From the listing below, copy every line with the word "Comdty".

>> BEGIN Data rows

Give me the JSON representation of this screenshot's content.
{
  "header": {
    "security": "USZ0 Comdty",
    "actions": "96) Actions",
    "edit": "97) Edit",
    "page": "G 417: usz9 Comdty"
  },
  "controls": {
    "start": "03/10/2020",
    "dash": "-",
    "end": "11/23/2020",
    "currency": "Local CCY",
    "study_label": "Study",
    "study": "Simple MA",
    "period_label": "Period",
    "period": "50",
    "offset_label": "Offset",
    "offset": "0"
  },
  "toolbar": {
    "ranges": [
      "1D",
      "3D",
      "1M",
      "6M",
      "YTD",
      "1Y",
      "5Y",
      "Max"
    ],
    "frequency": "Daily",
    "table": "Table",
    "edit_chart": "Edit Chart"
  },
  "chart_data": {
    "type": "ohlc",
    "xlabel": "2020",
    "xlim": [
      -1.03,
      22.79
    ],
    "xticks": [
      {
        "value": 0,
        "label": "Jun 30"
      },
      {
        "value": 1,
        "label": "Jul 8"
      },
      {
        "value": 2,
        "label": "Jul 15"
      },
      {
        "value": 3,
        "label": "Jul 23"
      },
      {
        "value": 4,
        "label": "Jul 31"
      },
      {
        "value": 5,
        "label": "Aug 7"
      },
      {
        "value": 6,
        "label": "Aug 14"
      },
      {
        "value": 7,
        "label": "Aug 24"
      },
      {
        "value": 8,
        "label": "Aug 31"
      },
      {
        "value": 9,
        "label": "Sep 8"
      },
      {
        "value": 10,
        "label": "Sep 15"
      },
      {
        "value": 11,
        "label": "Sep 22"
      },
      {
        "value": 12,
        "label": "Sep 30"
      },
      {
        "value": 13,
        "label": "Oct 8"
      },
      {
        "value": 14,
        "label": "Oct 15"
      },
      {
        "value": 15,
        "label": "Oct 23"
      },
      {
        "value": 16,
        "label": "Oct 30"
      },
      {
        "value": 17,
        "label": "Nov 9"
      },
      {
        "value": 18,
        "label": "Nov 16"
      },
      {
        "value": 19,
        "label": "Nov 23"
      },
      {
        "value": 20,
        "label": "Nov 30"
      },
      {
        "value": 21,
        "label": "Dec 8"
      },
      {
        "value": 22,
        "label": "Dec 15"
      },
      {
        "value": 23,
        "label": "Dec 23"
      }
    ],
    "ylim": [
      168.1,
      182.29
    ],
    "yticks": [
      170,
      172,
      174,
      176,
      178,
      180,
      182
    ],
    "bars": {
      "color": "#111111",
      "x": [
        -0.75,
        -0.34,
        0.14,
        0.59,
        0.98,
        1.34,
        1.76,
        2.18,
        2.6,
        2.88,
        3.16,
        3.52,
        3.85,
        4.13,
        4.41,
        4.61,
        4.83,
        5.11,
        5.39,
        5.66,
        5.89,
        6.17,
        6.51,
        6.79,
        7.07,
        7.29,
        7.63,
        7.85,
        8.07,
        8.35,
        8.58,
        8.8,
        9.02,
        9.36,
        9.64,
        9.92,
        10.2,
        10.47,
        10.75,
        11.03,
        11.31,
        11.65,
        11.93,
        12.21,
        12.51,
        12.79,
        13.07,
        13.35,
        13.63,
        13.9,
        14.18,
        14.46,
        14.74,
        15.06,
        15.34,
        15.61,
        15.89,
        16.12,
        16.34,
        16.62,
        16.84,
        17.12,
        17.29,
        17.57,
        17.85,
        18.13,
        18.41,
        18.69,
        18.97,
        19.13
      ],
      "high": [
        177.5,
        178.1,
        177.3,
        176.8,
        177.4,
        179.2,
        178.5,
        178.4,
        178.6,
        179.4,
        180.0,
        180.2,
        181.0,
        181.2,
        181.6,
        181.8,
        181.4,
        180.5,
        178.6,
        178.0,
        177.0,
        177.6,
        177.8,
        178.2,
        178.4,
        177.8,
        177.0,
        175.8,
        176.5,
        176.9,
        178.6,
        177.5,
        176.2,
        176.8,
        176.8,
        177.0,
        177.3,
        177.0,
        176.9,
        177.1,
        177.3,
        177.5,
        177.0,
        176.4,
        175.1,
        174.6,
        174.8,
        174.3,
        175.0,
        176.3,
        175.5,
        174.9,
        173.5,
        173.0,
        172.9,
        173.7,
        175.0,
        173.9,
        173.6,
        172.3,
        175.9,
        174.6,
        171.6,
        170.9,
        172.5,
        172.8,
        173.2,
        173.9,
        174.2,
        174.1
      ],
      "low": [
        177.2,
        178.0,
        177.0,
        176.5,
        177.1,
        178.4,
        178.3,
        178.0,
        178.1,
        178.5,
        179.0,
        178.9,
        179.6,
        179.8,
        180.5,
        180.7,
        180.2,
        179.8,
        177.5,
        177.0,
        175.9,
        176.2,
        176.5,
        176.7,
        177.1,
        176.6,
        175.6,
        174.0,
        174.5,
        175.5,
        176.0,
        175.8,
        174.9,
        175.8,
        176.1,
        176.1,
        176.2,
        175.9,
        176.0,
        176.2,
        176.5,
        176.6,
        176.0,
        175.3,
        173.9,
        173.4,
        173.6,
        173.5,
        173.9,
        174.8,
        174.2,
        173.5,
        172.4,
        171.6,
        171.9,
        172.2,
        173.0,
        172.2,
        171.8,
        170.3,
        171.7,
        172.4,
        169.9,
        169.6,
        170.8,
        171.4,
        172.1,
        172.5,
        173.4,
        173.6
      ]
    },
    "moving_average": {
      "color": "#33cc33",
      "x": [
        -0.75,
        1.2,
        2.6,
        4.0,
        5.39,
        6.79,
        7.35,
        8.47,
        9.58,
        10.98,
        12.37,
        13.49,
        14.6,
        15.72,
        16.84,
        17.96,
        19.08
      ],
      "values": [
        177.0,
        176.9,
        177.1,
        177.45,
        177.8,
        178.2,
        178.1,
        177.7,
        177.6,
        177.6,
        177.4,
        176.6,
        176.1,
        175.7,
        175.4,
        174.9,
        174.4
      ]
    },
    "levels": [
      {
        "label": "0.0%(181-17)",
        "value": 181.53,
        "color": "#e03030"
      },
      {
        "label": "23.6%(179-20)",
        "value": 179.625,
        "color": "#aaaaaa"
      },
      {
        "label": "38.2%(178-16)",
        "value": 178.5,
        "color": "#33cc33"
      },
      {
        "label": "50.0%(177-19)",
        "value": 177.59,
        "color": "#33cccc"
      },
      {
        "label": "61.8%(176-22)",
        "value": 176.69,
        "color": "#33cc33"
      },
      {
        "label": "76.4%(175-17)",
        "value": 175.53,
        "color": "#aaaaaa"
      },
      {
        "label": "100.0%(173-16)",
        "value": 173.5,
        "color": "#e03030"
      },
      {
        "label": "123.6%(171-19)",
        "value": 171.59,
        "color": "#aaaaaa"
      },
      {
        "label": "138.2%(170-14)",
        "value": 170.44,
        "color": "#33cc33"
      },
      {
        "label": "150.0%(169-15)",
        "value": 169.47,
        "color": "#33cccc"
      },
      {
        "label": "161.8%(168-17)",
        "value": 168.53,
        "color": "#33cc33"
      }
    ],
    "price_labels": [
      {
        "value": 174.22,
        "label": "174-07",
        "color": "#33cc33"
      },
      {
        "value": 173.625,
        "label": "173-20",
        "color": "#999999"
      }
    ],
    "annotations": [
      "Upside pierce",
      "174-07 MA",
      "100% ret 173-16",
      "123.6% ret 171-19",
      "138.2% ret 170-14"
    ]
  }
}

>> END Data rows

> [Answer]:
    "security": "USZ0 Comdty",
    "page": "G 417: usz9 Comdty"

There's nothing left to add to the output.